WORK TO DO: Which lines have the string "жизненного"? Copy all of them from the entries below.

EXCERPTED RECORDS:
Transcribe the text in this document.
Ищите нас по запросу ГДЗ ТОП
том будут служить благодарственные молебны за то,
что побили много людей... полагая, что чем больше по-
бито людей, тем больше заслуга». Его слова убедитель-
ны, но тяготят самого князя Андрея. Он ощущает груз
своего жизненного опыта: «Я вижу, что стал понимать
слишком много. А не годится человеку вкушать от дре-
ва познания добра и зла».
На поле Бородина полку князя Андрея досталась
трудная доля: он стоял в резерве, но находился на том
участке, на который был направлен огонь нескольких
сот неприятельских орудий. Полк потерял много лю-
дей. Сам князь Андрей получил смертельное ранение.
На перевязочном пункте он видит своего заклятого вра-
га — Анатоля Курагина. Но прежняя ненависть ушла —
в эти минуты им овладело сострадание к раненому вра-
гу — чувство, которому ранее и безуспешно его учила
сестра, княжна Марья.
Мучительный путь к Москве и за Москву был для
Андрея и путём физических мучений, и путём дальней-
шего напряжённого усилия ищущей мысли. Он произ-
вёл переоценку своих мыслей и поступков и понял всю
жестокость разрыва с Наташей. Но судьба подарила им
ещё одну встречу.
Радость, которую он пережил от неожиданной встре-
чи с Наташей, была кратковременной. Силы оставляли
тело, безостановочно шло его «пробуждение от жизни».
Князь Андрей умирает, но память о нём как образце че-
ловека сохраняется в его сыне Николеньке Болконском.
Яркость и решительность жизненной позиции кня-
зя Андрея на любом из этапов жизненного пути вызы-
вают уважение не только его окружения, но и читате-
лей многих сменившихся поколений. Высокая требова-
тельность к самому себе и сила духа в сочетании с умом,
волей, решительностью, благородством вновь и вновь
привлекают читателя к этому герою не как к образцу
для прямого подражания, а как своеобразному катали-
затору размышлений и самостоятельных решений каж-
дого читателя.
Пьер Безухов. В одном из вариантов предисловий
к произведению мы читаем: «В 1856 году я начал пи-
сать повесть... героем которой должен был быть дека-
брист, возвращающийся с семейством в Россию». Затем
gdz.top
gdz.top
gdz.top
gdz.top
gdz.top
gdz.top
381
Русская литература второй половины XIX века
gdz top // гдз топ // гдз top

RESPONSE FOR THIS EXERCISE:
своего жизненного опыта: «Я вижу, что стал понимать
зя Андрея на любом из этапов жизненного пути вызы-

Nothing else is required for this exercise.